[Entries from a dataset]
■ ■ ■ ■
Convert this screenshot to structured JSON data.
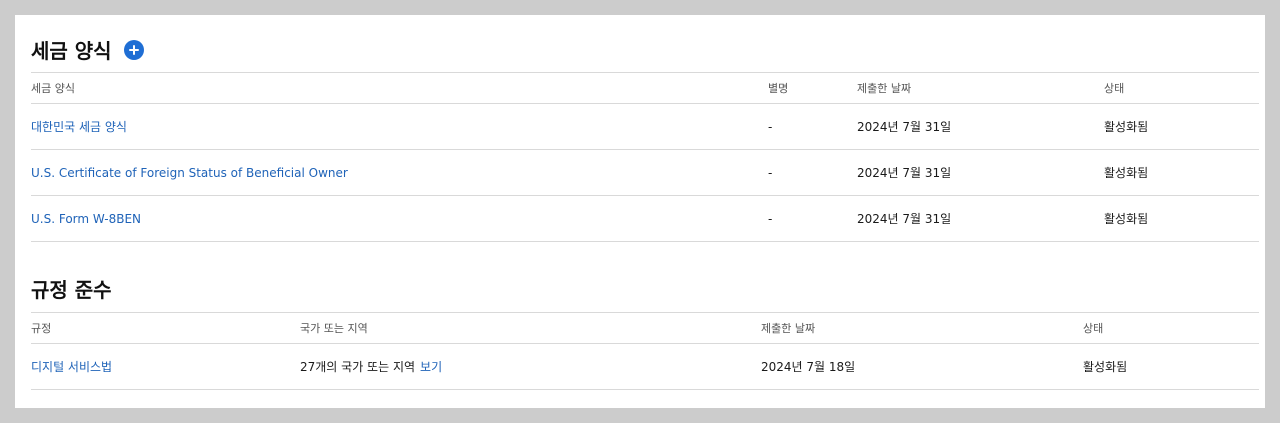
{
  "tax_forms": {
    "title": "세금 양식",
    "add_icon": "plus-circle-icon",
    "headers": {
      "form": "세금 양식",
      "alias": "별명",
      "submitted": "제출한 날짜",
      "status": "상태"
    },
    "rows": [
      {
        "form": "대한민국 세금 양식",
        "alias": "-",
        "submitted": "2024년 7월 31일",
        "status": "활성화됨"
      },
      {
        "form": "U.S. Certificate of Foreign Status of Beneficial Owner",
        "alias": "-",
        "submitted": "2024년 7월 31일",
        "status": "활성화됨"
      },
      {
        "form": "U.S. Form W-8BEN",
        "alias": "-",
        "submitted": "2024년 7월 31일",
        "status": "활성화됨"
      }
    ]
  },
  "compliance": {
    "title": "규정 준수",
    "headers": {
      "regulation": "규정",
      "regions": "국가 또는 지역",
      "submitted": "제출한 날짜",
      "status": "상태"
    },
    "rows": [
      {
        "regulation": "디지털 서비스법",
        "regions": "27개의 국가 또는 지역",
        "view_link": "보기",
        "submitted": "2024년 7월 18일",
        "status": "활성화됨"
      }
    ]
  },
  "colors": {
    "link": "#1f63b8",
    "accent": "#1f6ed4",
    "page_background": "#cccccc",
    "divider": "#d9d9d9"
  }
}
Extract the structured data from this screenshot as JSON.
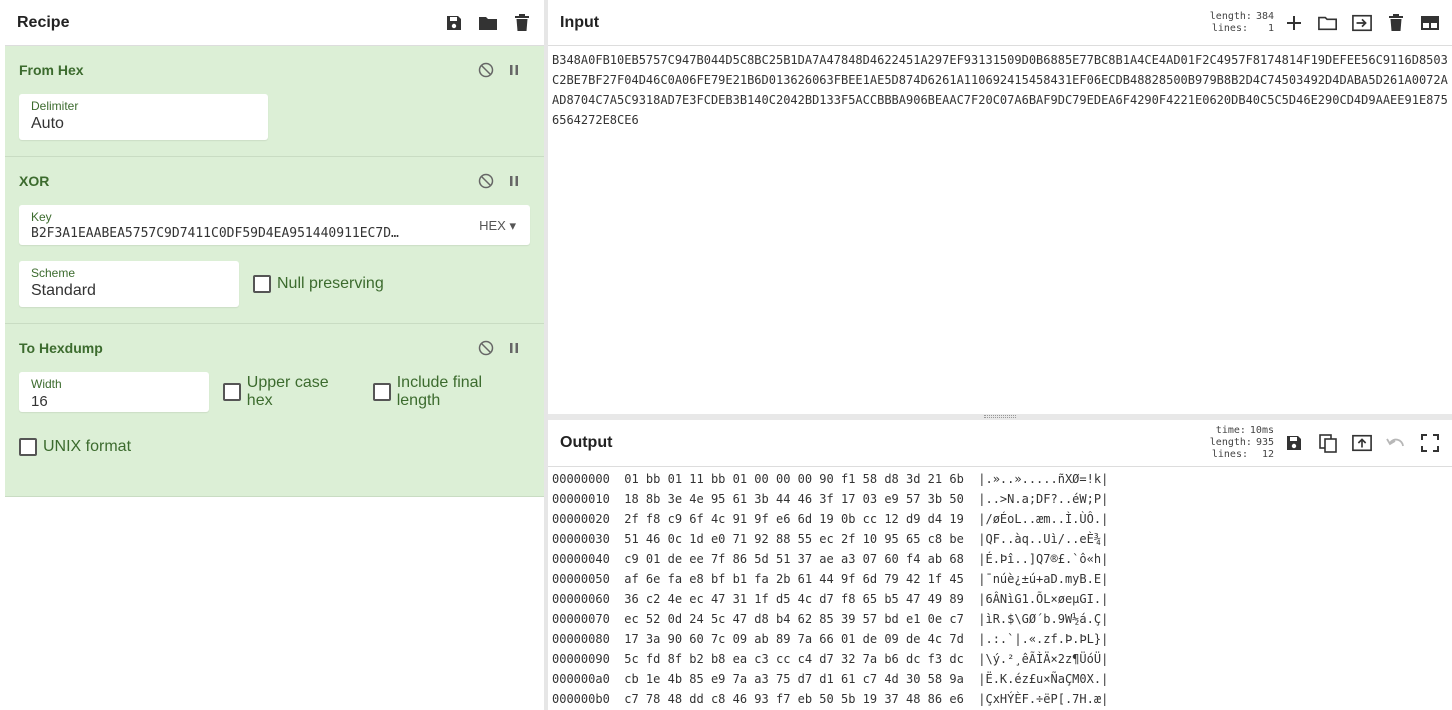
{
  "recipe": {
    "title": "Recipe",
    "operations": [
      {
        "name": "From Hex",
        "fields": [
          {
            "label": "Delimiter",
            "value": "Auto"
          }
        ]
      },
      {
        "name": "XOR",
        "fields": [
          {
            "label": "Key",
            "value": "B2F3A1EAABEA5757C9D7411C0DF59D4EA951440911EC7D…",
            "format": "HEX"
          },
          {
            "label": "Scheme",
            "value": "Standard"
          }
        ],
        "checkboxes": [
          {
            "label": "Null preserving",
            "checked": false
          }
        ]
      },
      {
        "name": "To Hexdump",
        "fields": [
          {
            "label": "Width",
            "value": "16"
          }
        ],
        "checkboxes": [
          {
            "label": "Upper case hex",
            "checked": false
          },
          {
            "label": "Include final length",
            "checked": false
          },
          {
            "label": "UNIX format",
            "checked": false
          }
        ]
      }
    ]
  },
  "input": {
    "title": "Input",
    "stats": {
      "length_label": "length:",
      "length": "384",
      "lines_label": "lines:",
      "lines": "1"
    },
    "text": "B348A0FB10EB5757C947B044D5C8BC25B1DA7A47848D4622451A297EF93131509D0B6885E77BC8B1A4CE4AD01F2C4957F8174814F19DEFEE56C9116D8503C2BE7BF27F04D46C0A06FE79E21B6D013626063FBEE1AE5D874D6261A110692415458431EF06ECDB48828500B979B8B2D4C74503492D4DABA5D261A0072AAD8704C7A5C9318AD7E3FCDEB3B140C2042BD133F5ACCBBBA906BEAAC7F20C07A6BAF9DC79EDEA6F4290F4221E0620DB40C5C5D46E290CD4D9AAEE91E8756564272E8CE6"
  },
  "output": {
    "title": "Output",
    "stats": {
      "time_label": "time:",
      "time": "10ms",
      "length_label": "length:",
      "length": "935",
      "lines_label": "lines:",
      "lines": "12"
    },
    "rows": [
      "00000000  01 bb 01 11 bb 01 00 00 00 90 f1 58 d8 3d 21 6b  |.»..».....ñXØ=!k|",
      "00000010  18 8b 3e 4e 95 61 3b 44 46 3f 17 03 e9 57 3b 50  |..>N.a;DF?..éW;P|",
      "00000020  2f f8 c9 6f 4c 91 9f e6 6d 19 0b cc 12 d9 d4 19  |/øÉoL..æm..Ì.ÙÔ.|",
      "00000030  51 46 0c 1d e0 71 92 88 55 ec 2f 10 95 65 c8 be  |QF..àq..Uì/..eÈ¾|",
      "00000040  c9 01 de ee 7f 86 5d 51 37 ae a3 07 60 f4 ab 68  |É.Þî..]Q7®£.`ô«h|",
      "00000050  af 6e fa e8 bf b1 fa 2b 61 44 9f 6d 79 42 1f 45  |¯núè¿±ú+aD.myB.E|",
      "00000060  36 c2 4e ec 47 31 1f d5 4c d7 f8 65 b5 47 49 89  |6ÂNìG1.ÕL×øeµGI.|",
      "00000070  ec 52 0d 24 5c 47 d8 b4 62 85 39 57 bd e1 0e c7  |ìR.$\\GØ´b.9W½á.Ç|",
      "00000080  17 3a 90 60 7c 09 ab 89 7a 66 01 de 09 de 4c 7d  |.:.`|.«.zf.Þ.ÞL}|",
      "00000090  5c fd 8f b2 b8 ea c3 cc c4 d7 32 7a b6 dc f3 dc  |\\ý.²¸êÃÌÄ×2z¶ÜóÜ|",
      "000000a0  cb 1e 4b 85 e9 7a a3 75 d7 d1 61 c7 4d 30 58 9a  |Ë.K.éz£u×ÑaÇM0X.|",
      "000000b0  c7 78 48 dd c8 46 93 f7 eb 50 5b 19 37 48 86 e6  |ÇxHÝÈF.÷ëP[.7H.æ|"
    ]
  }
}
■ ■ ■ ■
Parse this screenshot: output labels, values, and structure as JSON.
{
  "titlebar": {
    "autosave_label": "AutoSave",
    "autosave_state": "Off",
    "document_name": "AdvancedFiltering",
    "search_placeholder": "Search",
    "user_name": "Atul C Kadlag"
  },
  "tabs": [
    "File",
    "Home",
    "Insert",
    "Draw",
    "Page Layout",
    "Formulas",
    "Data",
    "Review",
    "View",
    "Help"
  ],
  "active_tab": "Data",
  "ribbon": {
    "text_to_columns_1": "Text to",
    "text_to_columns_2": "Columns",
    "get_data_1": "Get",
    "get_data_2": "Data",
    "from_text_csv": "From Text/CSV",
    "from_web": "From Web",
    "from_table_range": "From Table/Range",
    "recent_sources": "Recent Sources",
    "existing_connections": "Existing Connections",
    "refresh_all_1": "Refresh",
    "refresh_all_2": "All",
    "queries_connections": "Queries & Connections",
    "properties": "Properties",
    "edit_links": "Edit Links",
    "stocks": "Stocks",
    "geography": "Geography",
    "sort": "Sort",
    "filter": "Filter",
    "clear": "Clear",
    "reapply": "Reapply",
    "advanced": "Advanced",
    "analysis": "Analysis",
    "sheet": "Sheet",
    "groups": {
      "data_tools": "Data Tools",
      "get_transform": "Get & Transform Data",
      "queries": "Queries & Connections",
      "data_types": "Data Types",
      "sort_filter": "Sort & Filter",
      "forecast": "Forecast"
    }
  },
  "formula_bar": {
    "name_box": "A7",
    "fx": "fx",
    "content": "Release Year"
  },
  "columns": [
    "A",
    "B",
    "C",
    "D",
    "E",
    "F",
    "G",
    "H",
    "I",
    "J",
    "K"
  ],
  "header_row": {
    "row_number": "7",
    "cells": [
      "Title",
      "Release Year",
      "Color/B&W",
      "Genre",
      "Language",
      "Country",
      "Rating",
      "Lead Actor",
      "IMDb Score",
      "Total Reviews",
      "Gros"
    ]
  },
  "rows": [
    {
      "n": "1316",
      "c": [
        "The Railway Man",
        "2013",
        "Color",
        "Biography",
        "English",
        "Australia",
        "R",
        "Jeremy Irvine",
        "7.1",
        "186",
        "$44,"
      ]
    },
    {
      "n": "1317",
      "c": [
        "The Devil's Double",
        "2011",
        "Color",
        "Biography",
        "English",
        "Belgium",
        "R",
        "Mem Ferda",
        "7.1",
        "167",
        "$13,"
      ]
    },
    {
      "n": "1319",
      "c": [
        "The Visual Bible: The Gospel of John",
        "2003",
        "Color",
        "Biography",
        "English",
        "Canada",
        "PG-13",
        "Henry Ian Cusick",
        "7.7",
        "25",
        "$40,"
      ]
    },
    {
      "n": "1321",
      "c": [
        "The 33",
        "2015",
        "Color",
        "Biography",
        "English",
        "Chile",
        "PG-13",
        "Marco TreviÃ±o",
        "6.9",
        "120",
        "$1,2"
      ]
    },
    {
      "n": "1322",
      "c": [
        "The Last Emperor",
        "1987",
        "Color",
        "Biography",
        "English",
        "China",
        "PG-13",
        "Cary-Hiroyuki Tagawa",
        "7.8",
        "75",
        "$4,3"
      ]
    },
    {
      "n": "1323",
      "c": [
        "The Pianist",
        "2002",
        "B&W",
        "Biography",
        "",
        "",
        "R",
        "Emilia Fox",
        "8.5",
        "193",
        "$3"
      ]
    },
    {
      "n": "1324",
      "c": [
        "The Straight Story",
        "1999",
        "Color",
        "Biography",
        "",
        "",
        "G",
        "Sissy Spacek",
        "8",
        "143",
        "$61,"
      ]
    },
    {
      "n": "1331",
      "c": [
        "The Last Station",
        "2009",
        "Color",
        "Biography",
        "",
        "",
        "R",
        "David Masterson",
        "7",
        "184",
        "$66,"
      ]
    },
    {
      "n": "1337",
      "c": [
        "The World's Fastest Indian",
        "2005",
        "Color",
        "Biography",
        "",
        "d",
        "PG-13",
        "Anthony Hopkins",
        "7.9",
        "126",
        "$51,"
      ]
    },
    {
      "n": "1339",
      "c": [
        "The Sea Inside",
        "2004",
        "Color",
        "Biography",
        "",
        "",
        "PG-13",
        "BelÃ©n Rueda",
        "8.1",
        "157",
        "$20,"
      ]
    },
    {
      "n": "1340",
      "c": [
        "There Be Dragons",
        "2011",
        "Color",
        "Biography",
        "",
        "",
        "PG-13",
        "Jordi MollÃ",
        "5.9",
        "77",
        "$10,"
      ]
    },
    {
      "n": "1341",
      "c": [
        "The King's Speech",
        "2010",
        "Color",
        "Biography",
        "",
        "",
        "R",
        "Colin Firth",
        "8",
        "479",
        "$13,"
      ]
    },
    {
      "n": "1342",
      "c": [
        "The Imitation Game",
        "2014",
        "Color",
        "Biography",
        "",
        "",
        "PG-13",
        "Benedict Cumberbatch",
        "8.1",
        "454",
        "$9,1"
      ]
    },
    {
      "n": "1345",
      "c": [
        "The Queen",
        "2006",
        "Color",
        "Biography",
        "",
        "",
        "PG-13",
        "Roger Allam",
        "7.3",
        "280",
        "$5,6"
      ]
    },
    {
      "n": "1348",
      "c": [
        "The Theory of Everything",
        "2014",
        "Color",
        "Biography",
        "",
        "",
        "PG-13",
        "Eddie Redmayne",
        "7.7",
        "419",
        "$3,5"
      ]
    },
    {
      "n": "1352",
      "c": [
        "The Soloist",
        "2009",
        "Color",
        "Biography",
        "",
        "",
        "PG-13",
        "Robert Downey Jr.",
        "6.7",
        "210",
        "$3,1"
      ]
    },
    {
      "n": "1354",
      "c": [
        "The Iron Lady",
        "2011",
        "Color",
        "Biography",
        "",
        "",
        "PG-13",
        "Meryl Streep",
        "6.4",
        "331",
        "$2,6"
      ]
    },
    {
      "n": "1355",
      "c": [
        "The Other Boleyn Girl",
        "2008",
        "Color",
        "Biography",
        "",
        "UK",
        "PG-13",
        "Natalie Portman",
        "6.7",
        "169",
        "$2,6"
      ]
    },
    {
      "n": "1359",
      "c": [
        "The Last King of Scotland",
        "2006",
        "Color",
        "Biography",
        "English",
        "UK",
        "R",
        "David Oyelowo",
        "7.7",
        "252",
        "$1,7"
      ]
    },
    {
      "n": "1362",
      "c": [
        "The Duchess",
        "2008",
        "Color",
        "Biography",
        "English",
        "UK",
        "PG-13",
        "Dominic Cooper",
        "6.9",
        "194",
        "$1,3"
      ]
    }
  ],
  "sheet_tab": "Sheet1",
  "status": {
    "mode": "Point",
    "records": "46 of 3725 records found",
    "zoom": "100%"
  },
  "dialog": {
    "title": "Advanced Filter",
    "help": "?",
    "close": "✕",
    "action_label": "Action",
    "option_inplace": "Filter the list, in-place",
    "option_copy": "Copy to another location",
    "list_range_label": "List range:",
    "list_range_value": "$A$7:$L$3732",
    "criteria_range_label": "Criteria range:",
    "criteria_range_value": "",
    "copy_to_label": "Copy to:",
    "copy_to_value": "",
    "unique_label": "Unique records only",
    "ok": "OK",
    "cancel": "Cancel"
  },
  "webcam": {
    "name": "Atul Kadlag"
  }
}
■ ■ ■ ■
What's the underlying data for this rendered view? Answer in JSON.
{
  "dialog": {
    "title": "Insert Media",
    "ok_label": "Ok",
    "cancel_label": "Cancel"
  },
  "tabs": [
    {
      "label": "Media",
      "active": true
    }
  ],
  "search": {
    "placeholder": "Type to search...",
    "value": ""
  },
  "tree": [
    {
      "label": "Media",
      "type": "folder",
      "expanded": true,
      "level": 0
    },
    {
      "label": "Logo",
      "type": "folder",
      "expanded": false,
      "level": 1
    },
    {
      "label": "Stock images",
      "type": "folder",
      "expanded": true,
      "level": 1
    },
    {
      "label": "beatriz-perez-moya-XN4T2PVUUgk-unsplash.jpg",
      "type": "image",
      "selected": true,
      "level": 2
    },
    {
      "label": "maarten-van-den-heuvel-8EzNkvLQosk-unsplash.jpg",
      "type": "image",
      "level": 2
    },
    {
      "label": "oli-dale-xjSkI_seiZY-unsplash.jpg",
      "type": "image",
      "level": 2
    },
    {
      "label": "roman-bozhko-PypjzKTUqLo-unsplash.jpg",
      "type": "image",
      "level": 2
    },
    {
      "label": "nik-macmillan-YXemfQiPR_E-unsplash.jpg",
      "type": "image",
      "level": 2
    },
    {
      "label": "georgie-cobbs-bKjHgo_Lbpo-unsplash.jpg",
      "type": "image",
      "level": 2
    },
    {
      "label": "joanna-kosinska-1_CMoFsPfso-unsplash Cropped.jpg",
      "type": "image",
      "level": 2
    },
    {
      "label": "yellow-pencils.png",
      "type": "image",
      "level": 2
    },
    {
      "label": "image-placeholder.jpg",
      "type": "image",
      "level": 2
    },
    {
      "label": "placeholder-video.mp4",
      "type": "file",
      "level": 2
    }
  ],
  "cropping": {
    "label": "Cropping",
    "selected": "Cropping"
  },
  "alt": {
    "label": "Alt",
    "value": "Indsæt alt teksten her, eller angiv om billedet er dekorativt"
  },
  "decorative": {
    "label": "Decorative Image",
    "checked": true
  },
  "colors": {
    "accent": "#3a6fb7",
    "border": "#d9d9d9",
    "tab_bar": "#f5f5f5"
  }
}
■ ■ ■ ■
# Work to be completed:
Where a line of the records above holds the word "length", copy that line.

# The reply:
            "label": "Include final length",
      "length_label": "length:",
      "length": "384",
      "length_label": "length:",
      "length": "935",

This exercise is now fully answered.